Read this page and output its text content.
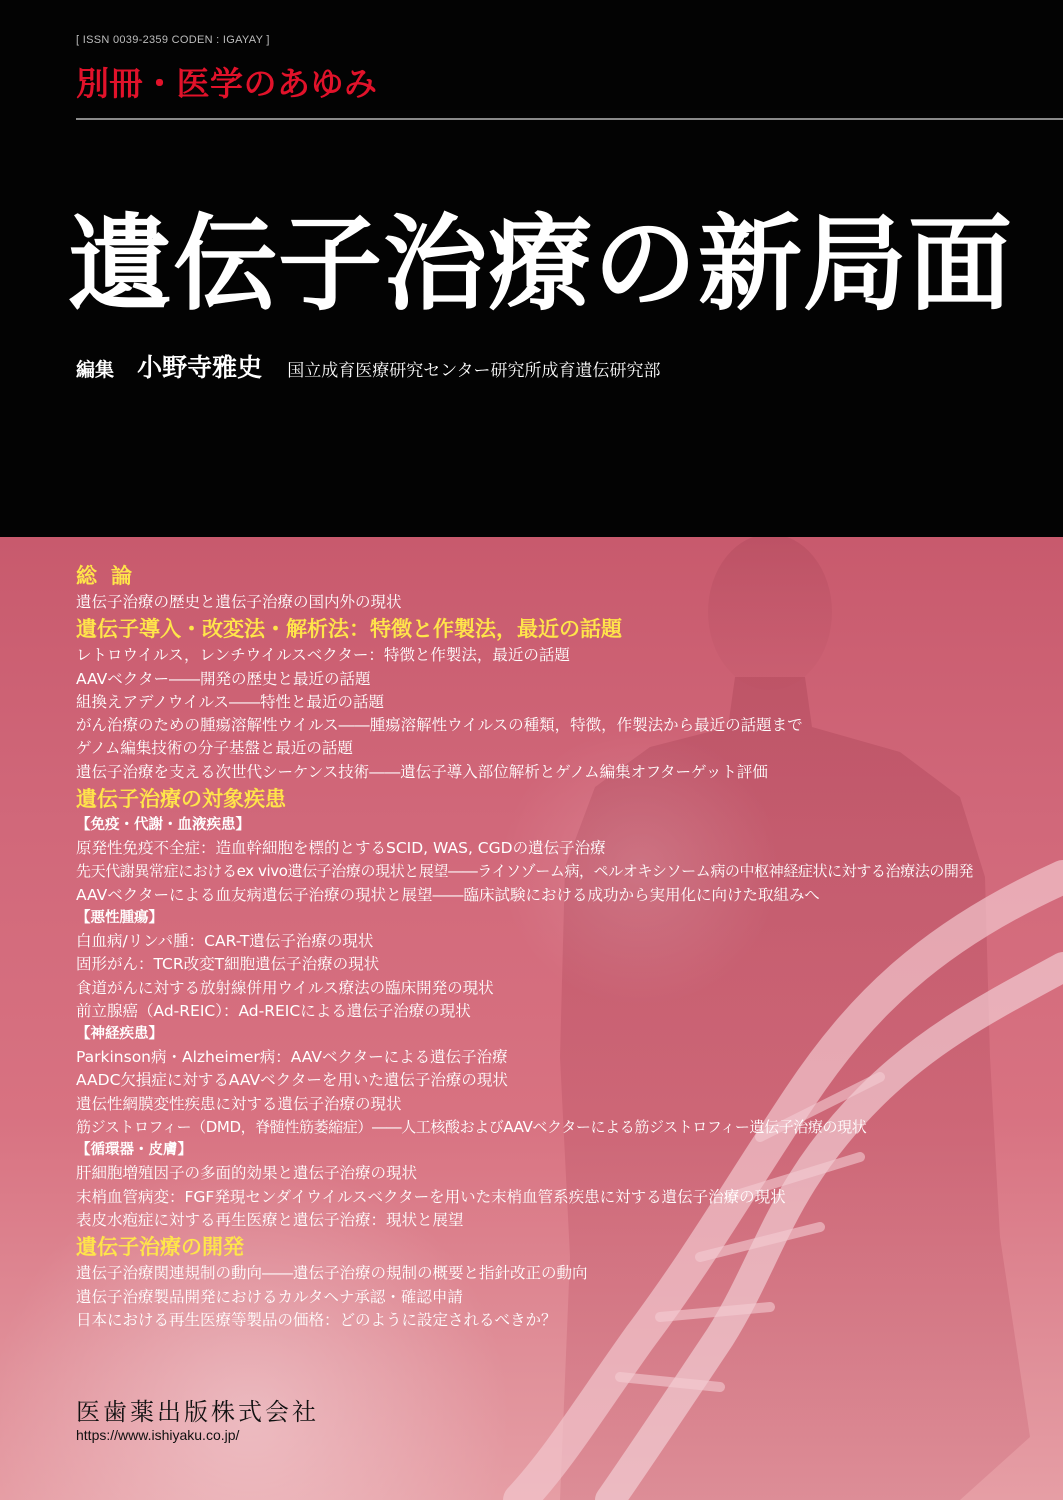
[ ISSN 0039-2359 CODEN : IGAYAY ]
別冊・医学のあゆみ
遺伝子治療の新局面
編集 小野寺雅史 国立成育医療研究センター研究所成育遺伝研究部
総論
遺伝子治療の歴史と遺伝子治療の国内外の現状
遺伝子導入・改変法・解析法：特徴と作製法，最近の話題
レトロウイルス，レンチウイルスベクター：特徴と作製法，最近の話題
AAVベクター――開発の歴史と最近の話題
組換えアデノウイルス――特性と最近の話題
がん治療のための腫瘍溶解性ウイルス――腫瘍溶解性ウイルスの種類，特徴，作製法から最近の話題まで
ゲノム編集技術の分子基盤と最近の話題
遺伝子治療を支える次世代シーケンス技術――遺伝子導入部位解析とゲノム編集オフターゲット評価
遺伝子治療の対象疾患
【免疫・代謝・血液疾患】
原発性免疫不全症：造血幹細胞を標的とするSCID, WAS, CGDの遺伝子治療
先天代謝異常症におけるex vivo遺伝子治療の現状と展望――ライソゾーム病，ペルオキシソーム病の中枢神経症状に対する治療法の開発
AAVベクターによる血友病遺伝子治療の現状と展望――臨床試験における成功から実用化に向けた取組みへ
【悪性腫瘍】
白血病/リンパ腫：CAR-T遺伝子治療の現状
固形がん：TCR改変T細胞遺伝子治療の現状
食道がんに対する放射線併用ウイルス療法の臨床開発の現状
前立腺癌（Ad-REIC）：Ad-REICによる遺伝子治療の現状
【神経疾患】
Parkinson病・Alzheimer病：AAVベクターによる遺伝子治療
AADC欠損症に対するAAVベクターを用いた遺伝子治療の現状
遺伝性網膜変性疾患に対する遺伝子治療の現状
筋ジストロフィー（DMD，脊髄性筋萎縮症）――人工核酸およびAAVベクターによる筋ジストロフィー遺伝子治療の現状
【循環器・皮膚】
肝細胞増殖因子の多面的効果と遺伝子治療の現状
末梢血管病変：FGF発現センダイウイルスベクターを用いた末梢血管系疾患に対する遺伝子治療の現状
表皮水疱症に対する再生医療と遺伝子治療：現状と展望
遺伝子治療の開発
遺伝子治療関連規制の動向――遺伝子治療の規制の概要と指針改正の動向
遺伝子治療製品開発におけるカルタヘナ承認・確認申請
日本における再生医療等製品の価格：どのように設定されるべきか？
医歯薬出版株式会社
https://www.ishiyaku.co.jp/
* * *
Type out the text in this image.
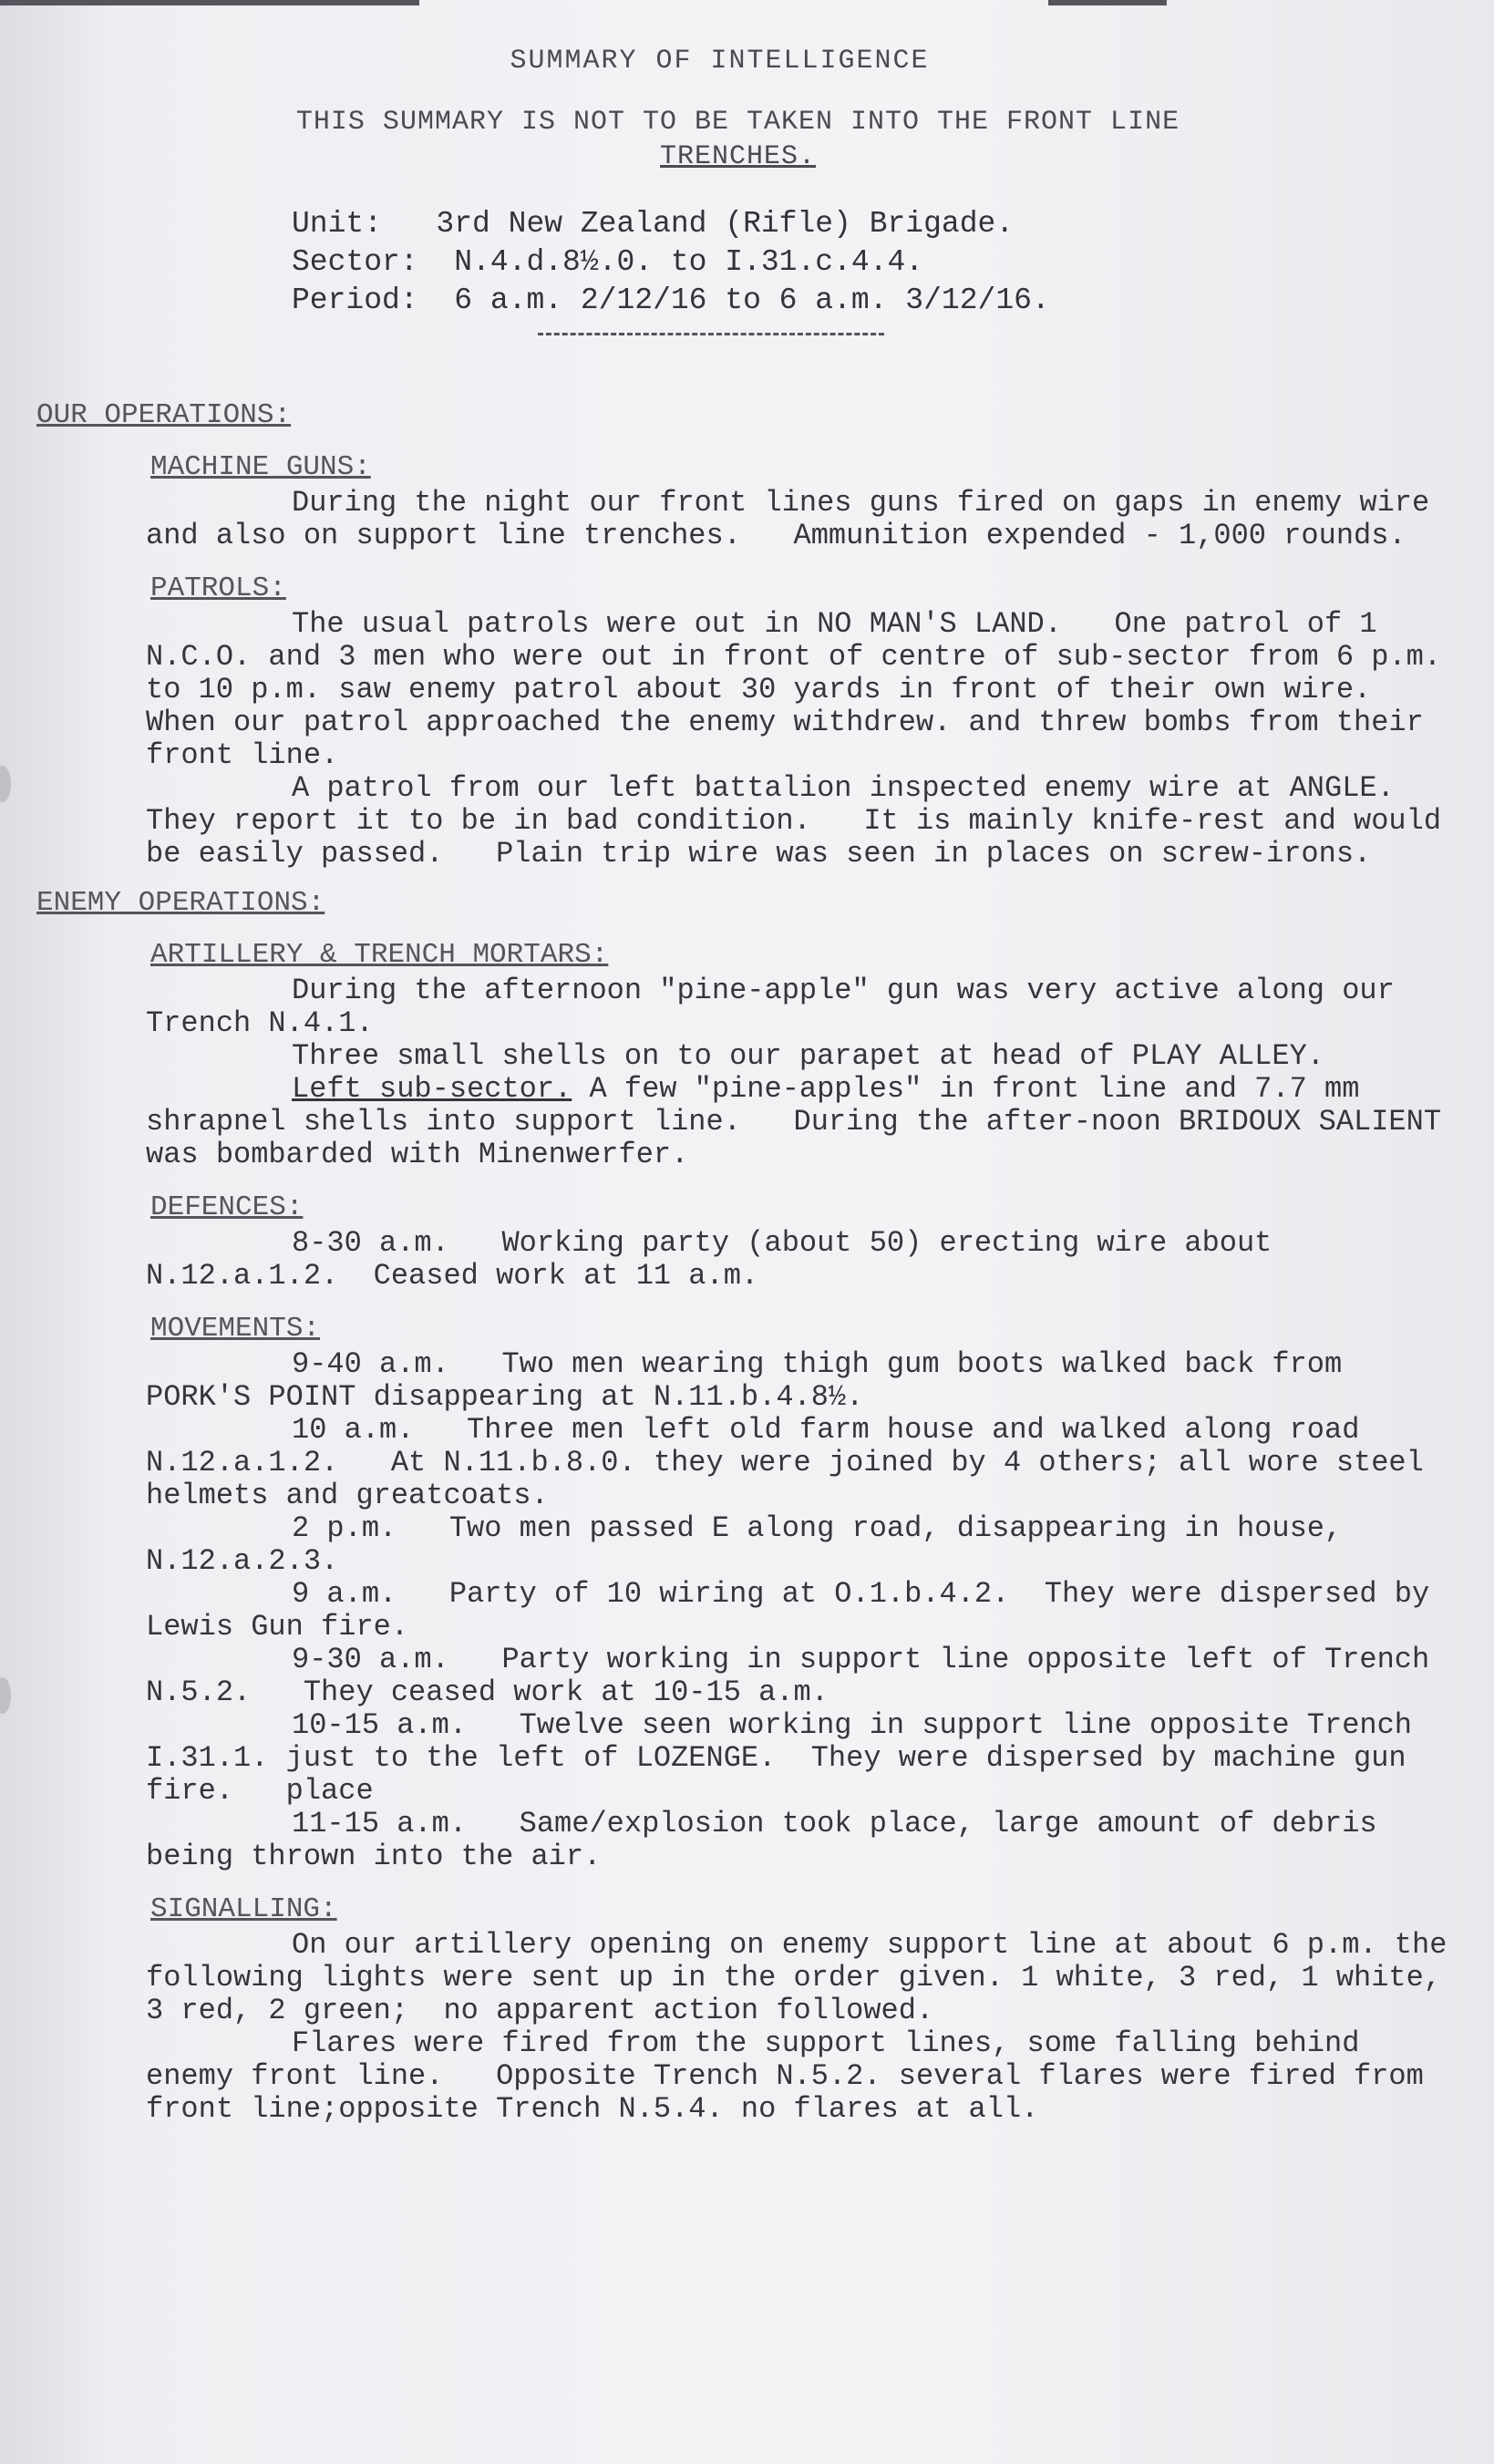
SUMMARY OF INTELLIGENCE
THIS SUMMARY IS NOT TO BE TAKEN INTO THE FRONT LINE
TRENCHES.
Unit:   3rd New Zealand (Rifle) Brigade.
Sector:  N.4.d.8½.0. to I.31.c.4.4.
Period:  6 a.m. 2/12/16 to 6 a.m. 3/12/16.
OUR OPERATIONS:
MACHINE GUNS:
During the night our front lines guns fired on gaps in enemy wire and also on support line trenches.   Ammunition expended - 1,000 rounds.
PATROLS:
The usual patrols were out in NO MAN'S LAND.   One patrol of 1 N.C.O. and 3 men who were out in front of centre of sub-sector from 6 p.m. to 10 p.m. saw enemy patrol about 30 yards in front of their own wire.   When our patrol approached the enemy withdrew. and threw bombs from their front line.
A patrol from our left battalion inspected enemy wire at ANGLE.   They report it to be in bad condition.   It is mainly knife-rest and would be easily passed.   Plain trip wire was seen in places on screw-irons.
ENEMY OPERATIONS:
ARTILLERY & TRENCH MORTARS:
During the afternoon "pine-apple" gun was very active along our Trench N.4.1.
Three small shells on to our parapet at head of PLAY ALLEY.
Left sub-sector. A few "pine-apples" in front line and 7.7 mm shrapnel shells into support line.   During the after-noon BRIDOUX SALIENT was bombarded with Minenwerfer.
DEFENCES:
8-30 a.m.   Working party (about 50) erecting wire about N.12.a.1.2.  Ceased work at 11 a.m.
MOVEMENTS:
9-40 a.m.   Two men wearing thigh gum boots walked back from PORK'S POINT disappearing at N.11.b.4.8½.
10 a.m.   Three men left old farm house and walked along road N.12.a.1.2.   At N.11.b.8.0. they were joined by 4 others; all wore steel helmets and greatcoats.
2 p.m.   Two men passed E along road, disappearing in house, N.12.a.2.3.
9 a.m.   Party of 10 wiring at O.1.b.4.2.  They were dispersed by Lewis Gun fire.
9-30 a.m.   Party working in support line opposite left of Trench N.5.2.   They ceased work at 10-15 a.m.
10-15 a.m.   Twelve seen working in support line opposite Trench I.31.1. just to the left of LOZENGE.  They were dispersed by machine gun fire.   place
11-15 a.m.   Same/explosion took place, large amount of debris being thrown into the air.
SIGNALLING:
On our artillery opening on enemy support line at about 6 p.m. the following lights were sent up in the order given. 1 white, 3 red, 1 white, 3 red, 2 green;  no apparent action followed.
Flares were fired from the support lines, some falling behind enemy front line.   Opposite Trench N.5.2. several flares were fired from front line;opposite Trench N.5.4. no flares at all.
* * *
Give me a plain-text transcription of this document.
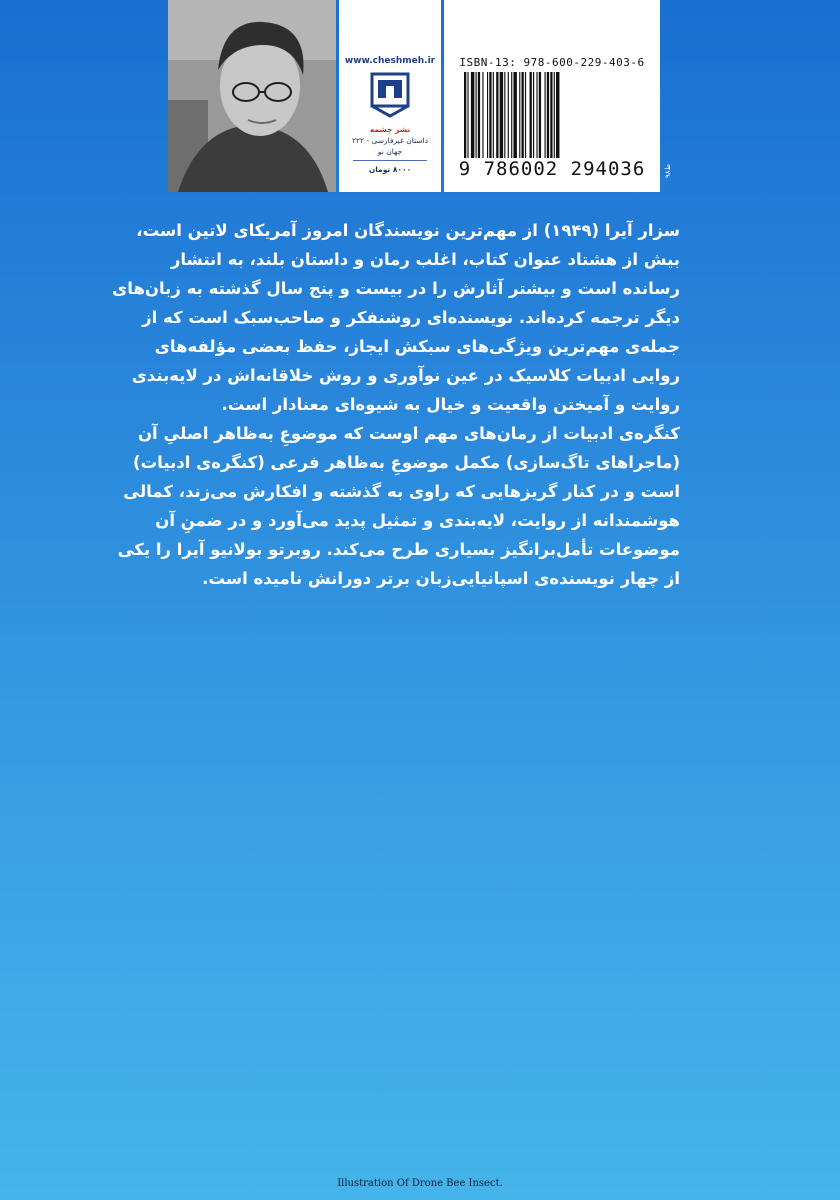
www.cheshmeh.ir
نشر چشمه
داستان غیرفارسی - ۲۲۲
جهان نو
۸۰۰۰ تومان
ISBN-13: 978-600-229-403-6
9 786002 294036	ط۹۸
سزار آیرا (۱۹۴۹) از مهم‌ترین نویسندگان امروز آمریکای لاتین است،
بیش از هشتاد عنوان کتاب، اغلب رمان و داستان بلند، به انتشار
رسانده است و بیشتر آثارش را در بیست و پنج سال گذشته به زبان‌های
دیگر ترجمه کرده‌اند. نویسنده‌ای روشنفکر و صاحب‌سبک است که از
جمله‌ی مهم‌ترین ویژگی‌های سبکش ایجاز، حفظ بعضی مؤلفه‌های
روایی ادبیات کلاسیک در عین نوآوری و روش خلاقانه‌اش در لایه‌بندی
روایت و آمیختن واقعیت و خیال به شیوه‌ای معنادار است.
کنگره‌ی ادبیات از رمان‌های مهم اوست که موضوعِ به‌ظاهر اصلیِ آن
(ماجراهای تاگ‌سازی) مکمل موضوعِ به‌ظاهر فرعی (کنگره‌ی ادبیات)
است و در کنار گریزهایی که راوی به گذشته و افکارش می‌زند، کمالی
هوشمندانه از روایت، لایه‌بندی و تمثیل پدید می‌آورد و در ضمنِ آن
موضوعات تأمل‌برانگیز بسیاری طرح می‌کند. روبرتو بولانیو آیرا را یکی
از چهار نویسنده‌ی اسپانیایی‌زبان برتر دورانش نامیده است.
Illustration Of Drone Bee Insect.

• [PROBLEM TO WORK ON]: Out of the material above, select every line that holds the string "pine".

• [COMPLETED EXERCISE]:
During the afternoon "pine-apple" gun was very active along our Trench N.4.1.
Left sub-sector. A few "pine-apples" in front line and 7.7 mm shrapnel shells into support line.   During the after-noon BRIDOUX SALIENT was bombarded with Minenwerfer.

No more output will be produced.